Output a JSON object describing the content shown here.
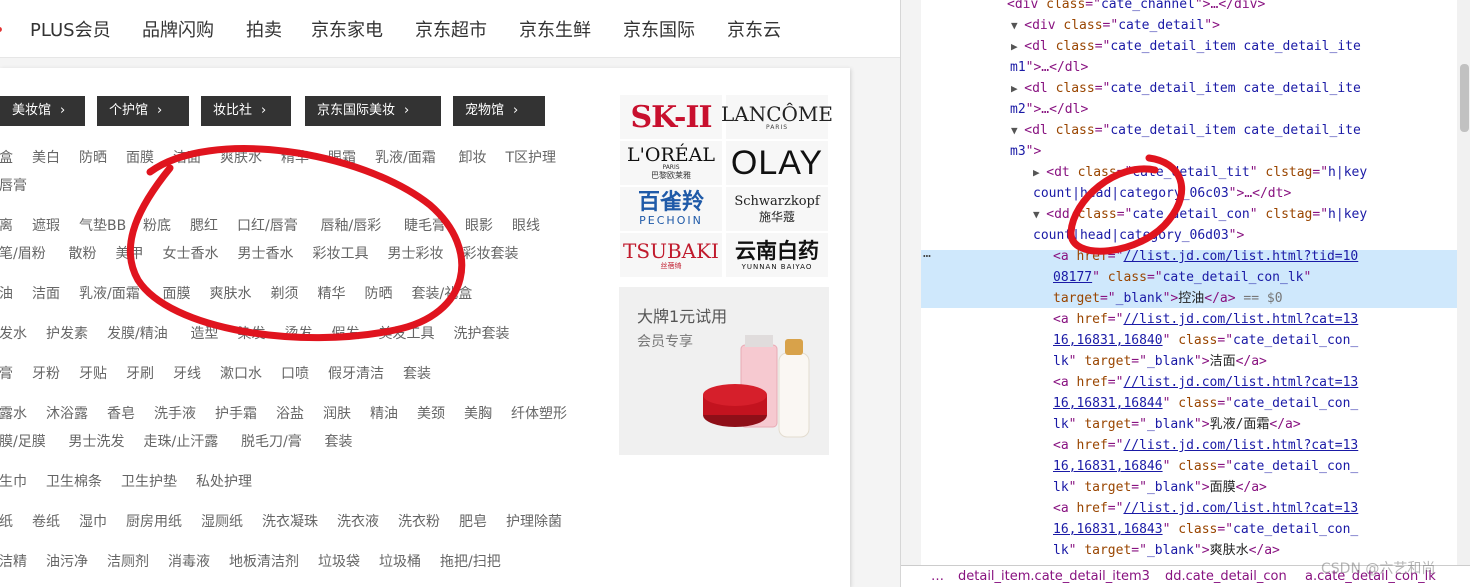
{
  "topnav": {
    "items": [
      "PLUS会员",
      "品牌闪购",
      "拍卖",
      "京东家电",
      "京东超市",
      "京东生鲜",
      "京东国际",
      "京东云"
    ]
  },
  "channels": [
    "美妆馆",
    "个护馆",
    "妆比社",
    "京东国际美妆",
    "宠物馆"
  ],
  "categories": [
    [
      "盒",
      "美白",
      "防晒",
      "面膜",
      "洁面",
      "爽肤水",
      "精华",
      "眼霜",
      "乳液/面霜",
      "卸妆",
      "T区护理"
    ],
    [
      "唇膏"
    ],
    [
      "离",
      "遮瑕",
      "气垫BB",
      "粉底",
      "腮红",
      "口红/唇膏",
      "唇釉/唇彩",
      "睫毛膏",
      "眼影",
      "眼线"
    ],
    [
      "笔/眉粉",
      "散粉",
      "美甲",
      "女士香水",
      "男士香水",
      "彩妆工具",
      "男士彩妆",
      "彩妆套装"
    ],
    [
      "油",
      "洁面",
      "乳液/面霜",
      "面膜",
      "爽肤水",
      "剃须",
      "精华",
      "防晒",
      "套装/礼盒"
    ],
    [
      "发水",
      "护发素",
      "发膜/精油",
      "造型",
      "染发",
      "烫发",
      "假发",
      "美发工具",
      "洗护套装"
    ],
    [
      "膏",
      "牙粉",
      "牙贴",
      "牙刷",
      "牙线",
      "漱口水",
      "口喷",
      "假牙清洁",
      "套装"
    ],
    [
      "露水",
      "沐浴露",
      "香皂",
      "洗手液",
      "护手霜",
      "浴盐",
      "润肤",
      "精油",
      "美颈",
      "美胸",
      "纤体塑形"
    ],
    [
      "膜/足膜",
      "男士洗发",
      "走珠/止汗露",
      "脱毛刀/膏",
      "套装"
    ],
    [
      "生巾",
      "卫生棉条",
      "卫生护垫",
      "私处护理"
    ],
    [
      "纸",
      "卷纸",
      "湿巾",
      "厨房用纸",
      "湿厕纸",
      "洗衣凝珠",
      "洗衣液",
      "洗衣粉",
      "肥皂",
      "护理除菌"
    ],
    [
      "洁精",
      "油污净",
      "洁厕剂",
      "消毒液",
      "地板清洁剂",
      "垃圾袋",
      "垃圾桶",
      "拖把/扫把"
    ]
  ],
  "brands": {
    "skii": "SK-II",
    "lancome": "LANCÔME",
    "lancome_sub": "PARIS",
    "loreal": "L'ORÉAL",
    "loreal_sub": "PARIS",
    "loreal_cn": "巴黎欧莱雅",
    "olay": "OLAY",
    "pechoin_cn": "百雀羚",
    "pechoin": "PECHOIN",
    "schwarzkopf": "Schwarzkopf",
    "schwarzkopf_cn": "施华蔻",
    "tsubaki": "TSUBAKI",
    "tsubaki_cn": "丝蓓绮",
    "yunnan_cn": "云南白药",
    "yunnan": "YUNNAN BAIYAO"
  },
  "promo": {
    "title": "大牌1元试用",
    "subtitle": "会员专享"
  },
  "devtools": {
    "lines": [
      {
        "indent": 0,
        "parts": [
          [
            "tag",
            "<div "
          ],
          [
            "attr",
            "class"
          ],
          [
            "tag",
            "=\""
          ],
          [
            "val",
            "cate_channel"
          ],
          [
            "tag",
            "\">…</div>"
          ]
        ]
      },
      {
        "indent": 0,
        "tri": "▼",
        "parts": [
          [
            "tag",
            "<div "
          ],
          [
            "attr",
            "class"
          ],
          [
            "tag",
            "=\""
          ],
          [
            "val",
            "cate_detail"
          ],
          [
            "tag",
            "\">"
          ]
        ]
      },
      {
        "indent": 1,
        "tri": "▶",
        "parts": [
          [
            "tag",
            "<dl "
          ],
          [
            "attr",
            "class"
          ],
          [
            "tag",
            "=\""
          ],
          [
            "val",
            "cate_detail_item cate_detail_ite"
          ]
        ]
      },
      {
        "indent": 1,
        "parts": [
          [
            "val",
            "m1"
          ],
          [
            "tag",
            "\">…</dl>"
          ]
        ]
      },
      {
        "indent": 1,
        "tri": "▶",
        "parts": [
          [
            "tag",
            "<dl "
          ],
          [
            "attr",
            "class"
          ],
          [
            "tag",
            "=\""
          ],
          [
            "val",
            "cate_detail_item cate_detail_ite"
          ]
        ]
      },
      {
        "indent": 1,
        "parts": [
          [
            "val",
            "m2"
          ],
          [
            "tag",
            "\">…</dl>"
          ]
        ]
      },
      {
        "indent": 1,
        "tri": "▼",
        "parts": [
          [
            "tag",
            "<dl "
          ],
          [
            "attr",
            "class"
          ],
          [
            "tag",
            "=\""
          ],
          [
            "val",
            "cate_detail_item cate_detail_ite"
          ]
        ]
      },
      {
        "indent": 1,
        "parts": [
          [
            "val",
            "m3"
          ],
          [
            "tag",
            "\">"
          ]
        ]
      },
      {
        "indent": 2,
        "tri": "▶",
        "parts": [
          [
            "tag",
            "<dt "
          ],
          [
            "attr",
            "class"
          ],
          [
            "tag",
            "=\""
          ],
          [
            "val",
            "cate_detail_tit"
          ],
          [
            "tag",
            "\" "
          ],
          [
            "attr",
            "clstag"
          ],
          [
            "tag",
            "=\""
          ],
          [
            "val",
            "h|key"
          ]
        ]
      },
      {
        "indent": 2,
        "parts": [
          [
            "val",
            "count|head|category_06c03"
          ],
          [
            "tag",
            "\">…</dt>"
          ]
        ]
      },
      {
        "indent": 2,
        "tri": "▼",
        "parts": [
          [
            "tag",
            "<dd "
          ],
          [
            "attr",
            "class"
          ],
          [
            "tag",
            "=\""
          ],
          [
            "val",
            "cate_detail_con"
          ],
          [
            "tag",
            "\" "
          ],
          [
            "attr",
            "clstag"
          ],
          [
            "tag",
            "=\""
          ],
          [
            "val",
            "h|key"
          ]
        ]
      },
      {
        "indent": 2,
        "parts": [
          [
            "val",
            "count|head|category_06d03"
          ],
          [
            "tag",
            "\">"
          ]
        ]
      },
      {
        "indent": 3,
        "parts": [
          [
            "tag",
            "<a "
          ],
          [
            "attr",
            "href"
          ],
          [
            "tag",
            "=\""
          ],
          [
            "link",
            "//list.jd.com/list.html?tid=10"
          ]
        ]
      },
      {
        "indent": 3,
        "parts": [
          [
            "link",
            "08177"
          ],
          [
            "tag",
            "\" "
          ],
          [
            "attr",
            "class"
          ],
          [
            "tag",
            "=\""
          ],
          [
            "val",
            "cate_detail_con_lk"
          ],
          [
            "tag",
            "\""
          ]
        ]
      },
      {
        "indent": 3,
        "parts": [
          [
            "attr",
            "target"
          ],
          [
            "tag",
            "=\""
          ],
          [
            "val",
            "_blank"
          ],
          [
            "tag",
            "\">"
          ],
          [
            "txt",
            "控油"
          ],
          [
            "tag",
            "</a>"
          ],
          [
            "grey",
            " == $0"
          ]
        ]
      },
      {
        "indent": 3,
        "parts": [
          [
            "tag",
            "<a "
          ],
          [
            "attr",
            "href"
          ],
          [
            "tag",
            "=\""
          ],
          [
            "link",
            "//list.jd.com/list.html?cat=13"
          ]
        ]
      },
      {
        "indent": 3,
        "parts": [
          [
            "link",
            "16,16831,16840"
          ],
          [
            "tag",
            "\" "
          ],
          [
            "attr",
            "class"
          ],
          [
            "tag",
            "=\""
          ],
          [
            "val",
            "cate_detail_con_"
          ]
        ]
      },
      {
        "indent": 3,
        "parts": [
          [
            "val",
            "lk"
          ],
          [
            "tag",
            "\" "
          ],
          [
            "attr",
            "target"
          ],
          [
            "tag",
            "=\""
          ],
          [
            "val",
            "_blank"
          ],
          [
            "tag",
            "\">"
          ],
          [
            "txt",
            "洁面"
          ],
          [
            "tag",
            "</a>"
          ]
        ]
      },
      {
        "indent": 3,
        "parts": [
          [
            "tag",
            "<a "
          ],
          [
            "attr",
            "href"
          ],
          [
            "tag",
            "=\""
          ],
          [
            "link",
            "//list.jd.com/list.html?cat=13"
          ]
        ]
      },
      {
        "indent": 3,
        "parts": [
          [
            "link",
            "16,16831,16844"
          ],
          [
            "tag",
            "\" "
          ],
          [
            "attr",
            "class"
          ],
          [
            "tag",
            "=\""
          ],
          [
            "val",
            "cate_detail_con_"
          ]
        ]
      },
      {
        "indent": 3,
        "parts": [
          [
            "val",
            "lk"
          ],
          [
            "tag",
            "\" "
          ],
          [
            "attr",
            "target"
          ],
          [
            "tag",
            "=\""
          ],
          [
            "val",
            "_blank"
          ],
          [
            "tag",
            "\">"
          ],
          [
            "txt",
            "乳液/面霜"
          ],
          [
            "tag",
            "</a>"
          ]
        ]
      },
      {
        "indent": 3,
        "parts": [
          [
            "tag",
            "<a "
          ],
          [
            "attr",
            "href"
          ],
          [
            "tag",
            "=\""
          ],
          [
            "link",
            "//list.jd.com/list.html?cat=13"
          ]
        ]
      },
      {
        "indent": 3,
        "parts": [
          [
            "link",
            "16,16831,16846"
          ],
          [
            "tag",
            "\" "
          ],
          [
            "attr",
            "class"
          ],
          [
            "tag",
            "=\""
          ],
          [
            "val",
            "cate_detail_con_"
          ]
        ]
      },
      {
        "indent": 3,
        "parts": [
          [
            "val",
            "lk"
          ],
          [
            "tag",
            "\" "
          ],
          [
            "attr",
            "target"
          ],
          [
            "tag",
            "=\""
          ],
          [
            "val",
            "_blank"
          ],
          [
            "tag",
            "\">"
          ],
          [
            "txt",
            "面膜"
          ],
          [
            "tag",
            "</a>"
          ]
        ]
      },
      {
        "indent": 3,
        "parts": [
          [
            "tag",
            "<a "
          ],
          [
            "attr",
            "href"
          ],
          [
            "tag",
            "=\""
          ],
          [
            "link",
            "//list.jd.com/list.html?cat=13"
          ]
        ]
      },
      {
        "indent": 3,
        "parts": [
          [
            "link",
            "16,16831,16843"
          ],
          [
            "tag",
            "\" "
          ],
          [
            "attr",
            "class"
          ],
          [
            "tag",
            "=\""
          ],
          [
            "val",
            "cate_detail_con_"
          ]
        ]
      },
      {
        "indent": 3,
        "parts": [
          [
            "val",
            "lk"
          ],
          [
            "tag",
            "\" "
          ],
          [
            "attr",
            "target"
          ],
          [
            "tag",
            "=\""
          ],
          [
            "val",
            "_blank"
          ],
          [
            "tag",
            "\">"
          ],
          [
            "txt",
            "爽肤水"
          ],
          [
            "tag",
            "</a>"
          ]
        ]
      }
    ],
    "selected_dots": "…",
    "breadcrumbs": [
      "…",
      "detail_item.cate_detail_item3",
      "dd.cate_detail_con",
      "a.cate_detail_con_lk"
    ],
    "watermark": "CSDN @六艺和尚"
  },
  "colors": {
    "jd_red": "#e33333",
    "annotation_red": "#e0141e",
    "selection": "#cfe8fc"
  }
}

* * *

__PROBLEM DETAILS__: Pick out and copy the lines of the entries that hold the string "count".

__SOLUTION TO THIS PROBLEM__:
            "count|head|category_06c03"
            "count|head|category_06d03"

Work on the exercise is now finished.